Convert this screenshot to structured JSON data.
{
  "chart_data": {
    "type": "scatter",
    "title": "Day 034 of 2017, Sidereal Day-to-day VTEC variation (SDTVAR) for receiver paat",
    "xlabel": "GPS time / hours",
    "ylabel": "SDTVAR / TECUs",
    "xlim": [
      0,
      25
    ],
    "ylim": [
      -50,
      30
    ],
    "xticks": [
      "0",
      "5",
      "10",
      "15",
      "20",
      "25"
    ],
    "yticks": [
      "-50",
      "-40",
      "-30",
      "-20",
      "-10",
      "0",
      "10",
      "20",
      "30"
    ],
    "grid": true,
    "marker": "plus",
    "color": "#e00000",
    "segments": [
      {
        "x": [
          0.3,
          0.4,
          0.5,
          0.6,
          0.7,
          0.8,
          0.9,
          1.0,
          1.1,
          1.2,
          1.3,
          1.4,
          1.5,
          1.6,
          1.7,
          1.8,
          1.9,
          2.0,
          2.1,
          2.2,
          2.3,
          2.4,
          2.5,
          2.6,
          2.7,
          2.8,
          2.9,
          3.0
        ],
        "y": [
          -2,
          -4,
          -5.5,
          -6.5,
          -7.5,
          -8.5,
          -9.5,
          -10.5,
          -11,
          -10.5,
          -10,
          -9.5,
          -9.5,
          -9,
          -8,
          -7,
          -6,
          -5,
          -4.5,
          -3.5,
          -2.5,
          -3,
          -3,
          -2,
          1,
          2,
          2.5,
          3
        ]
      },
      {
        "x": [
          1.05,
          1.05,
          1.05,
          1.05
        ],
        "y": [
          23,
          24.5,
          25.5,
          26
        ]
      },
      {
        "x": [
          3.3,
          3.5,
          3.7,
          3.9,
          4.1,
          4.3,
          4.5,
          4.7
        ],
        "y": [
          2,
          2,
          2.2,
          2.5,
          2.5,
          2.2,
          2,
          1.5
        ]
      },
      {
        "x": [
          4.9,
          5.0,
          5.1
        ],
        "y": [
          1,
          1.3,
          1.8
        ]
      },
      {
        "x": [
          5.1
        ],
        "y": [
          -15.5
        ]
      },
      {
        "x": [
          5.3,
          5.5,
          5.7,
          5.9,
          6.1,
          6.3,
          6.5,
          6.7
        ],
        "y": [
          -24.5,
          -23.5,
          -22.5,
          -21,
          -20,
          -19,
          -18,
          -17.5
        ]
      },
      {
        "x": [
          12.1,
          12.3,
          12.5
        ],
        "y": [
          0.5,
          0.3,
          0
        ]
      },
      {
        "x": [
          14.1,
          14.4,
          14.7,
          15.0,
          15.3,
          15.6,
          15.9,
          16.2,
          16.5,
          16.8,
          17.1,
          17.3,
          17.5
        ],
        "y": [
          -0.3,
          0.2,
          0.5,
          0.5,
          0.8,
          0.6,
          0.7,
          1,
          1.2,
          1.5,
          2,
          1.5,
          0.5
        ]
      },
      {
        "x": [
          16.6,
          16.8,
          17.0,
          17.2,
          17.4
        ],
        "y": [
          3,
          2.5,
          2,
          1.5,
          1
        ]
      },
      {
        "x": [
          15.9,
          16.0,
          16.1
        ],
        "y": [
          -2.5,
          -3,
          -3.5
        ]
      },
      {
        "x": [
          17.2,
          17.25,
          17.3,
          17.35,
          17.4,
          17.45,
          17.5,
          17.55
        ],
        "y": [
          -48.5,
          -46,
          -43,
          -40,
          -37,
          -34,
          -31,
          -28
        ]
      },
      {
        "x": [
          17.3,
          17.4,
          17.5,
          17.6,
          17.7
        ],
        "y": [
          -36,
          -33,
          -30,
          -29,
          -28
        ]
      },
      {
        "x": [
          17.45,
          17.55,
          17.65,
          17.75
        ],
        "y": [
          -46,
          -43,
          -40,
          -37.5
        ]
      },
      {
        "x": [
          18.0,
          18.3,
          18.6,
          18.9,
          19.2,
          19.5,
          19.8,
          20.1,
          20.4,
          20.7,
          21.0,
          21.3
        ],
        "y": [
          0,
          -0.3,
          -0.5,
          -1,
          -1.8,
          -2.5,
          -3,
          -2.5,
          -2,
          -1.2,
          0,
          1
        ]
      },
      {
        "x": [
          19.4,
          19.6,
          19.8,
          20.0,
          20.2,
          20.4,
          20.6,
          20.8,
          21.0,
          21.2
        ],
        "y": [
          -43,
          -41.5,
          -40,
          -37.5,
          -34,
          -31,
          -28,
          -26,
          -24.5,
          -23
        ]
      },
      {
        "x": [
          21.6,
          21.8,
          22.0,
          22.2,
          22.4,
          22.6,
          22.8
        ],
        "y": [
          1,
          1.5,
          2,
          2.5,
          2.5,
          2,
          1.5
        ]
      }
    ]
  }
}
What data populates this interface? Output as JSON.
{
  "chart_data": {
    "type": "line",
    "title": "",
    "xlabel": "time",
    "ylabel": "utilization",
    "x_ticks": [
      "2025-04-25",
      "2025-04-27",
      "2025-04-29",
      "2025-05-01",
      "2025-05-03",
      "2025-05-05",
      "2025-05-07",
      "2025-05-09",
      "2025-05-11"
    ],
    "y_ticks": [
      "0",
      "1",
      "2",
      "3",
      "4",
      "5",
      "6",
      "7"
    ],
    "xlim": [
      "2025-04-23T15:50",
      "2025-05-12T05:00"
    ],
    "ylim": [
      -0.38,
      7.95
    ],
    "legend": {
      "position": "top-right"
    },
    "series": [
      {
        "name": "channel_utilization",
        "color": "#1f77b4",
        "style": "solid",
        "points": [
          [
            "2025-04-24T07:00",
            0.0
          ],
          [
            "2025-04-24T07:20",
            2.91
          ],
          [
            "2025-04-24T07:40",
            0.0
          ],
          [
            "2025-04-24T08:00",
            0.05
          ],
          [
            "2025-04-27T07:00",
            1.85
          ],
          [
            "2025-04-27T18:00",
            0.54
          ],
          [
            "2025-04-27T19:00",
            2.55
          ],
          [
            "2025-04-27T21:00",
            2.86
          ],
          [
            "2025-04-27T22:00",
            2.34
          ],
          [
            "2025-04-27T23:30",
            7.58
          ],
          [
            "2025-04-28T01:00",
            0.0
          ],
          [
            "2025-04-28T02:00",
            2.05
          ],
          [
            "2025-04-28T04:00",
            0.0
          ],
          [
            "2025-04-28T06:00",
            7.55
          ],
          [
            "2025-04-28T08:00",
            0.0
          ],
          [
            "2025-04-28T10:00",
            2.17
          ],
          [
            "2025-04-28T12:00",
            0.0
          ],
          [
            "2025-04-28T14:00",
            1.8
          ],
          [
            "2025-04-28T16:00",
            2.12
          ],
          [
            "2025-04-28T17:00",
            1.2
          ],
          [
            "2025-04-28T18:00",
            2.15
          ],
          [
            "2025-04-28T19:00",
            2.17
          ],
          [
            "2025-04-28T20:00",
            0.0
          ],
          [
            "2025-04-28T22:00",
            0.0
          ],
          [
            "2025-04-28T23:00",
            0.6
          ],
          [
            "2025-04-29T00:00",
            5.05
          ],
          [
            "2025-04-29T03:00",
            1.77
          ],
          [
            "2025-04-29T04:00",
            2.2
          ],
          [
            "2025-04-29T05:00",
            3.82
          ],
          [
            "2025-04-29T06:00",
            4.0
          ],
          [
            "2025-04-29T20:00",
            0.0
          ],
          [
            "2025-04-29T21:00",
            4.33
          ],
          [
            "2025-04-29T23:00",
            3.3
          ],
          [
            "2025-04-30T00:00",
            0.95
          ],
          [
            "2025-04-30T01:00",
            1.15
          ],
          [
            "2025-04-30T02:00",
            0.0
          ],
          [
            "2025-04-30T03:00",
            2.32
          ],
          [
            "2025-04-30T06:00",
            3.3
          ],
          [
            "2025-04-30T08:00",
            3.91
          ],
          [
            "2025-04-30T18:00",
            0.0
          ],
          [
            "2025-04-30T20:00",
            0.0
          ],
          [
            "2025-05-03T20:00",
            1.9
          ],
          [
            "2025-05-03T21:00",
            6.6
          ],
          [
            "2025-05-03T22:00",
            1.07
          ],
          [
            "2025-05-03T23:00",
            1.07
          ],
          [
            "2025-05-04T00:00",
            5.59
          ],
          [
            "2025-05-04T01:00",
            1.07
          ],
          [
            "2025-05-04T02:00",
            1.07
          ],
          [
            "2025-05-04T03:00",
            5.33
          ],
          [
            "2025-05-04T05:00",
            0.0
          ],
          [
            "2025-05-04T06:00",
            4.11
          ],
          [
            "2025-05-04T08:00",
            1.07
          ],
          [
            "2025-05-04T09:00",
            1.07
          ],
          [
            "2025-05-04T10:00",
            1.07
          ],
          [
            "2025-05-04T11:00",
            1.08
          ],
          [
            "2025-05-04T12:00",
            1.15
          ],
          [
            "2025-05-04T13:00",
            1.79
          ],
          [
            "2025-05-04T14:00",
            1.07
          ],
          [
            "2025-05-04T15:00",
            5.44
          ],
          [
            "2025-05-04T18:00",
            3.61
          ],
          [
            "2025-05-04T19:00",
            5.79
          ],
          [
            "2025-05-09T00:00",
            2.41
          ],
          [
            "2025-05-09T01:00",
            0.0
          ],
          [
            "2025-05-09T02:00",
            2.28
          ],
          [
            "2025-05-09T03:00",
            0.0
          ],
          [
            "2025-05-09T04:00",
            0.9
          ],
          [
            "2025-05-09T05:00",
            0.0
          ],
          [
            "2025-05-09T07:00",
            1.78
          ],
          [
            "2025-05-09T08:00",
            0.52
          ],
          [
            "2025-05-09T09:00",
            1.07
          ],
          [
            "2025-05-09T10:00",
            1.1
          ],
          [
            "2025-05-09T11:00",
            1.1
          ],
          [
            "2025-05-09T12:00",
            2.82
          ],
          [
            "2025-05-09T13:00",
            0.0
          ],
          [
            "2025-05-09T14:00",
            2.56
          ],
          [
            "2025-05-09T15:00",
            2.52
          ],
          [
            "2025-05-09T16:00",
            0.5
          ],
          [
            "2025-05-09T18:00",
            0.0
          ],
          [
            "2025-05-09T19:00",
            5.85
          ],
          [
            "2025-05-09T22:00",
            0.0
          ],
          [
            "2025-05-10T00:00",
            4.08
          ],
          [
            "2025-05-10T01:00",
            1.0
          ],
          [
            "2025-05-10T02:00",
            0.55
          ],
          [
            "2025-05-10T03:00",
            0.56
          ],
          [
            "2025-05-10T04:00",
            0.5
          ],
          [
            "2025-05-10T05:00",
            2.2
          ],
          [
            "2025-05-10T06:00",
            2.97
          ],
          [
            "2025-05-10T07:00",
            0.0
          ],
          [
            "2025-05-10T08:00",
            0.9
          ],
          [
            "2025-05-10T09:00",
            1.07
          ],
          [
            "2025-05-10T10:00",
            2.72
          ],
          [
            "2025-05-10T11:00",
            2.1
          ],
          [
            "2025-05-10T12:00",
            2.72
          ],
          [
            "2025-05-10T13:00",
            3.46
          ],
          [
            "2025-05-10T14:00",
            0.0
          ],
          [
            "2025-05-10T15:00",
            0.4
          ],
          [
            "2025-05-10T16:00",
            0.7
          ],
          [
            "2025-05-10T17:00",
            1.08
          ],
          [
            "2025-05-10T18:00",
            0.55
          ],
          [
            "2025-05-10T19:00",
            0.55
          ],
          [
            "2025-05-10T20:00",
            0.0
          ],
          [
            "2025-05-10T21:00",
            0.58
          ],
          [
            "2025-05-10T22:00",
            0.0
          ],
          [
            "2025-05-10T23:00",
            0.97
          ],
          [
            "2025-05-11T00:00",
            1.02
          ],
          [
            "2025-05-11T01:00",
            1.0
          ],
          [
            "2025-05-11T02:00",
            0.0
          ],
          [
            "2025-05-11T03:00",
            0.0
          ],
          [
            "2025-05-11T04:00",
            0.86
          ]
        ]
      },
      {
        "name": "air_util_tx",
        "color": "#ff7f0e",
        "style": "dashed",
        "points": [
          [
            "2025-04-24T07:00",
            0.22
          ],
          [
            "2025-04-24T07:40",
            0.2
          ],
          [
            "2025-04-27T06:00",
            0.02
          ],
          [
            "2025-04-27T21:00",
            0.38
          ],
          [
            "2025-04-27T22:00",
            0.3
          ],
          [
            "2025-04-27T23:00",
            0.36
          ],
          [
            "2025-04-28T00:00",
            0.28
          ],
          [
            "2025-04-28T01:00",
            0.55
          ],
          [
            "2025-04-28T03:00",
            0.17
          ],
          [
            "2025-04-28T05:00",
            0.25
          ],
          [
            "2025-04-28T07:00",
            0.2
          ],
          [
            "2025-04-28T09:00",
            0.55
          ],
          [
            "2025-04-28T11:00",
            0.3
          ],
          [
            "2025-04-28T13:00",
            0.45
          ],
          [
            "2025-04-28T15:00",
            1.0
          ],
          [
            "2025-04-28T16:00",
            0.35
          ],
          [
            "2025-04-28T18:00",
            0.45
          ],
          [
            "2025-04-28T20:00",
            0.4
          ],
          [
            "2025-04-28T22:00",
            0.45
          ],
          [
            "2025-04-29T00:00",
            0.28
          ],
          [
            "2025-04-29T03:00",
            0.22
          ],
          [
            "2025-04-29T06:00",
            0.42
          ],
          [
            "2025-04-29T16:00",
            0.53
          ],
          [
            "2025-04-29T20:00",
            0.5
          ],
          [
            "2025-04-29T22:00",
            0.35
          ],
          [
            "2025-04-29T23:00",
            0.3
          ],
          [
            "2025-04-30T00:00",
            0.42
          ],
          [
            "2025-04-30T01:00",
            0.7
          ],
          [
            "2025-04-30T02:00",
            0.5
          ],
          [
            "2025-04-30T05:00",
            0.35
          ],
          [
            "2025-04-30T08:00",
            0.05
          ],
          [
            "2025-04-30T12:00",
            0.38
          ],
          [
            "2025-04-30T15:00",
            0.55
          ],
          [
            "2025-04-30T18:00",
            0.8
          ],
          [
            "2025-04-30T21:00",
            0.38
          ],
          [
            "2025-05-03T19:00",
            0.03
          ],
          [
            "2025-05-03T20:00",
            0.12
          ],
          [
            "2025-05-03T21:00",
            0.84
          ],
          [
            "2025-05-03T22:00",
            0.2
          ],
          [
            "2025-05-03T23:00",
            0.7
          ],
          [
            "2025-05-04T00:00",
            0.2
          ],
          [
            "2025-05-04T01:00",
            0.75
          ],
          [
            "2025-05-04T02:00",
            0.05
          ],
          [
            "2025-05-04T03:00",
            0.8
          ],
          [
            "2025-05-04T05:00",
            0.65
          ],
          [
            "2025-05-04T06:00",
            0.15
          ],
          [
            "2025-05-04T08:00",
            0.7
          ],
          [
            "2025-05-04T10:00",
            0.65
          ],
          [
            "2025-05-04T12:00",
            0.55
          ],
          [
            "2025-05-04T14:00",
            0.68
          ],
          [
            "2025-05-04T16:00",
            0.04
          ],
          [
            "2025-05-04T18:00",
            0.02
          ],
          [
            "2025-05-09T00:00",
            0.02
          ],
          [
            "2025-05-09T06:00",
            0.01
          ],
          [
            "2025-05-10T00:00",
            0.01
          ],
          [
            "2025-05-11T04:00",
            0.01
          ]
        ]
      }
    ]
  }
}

• **REQUIREMENTS**
Go through the records and show every line with the string "name" in it.

• **OUTPUT OF THE EXERCISE**
        "name": "channel_utilization",
        "name": "air_util_tx",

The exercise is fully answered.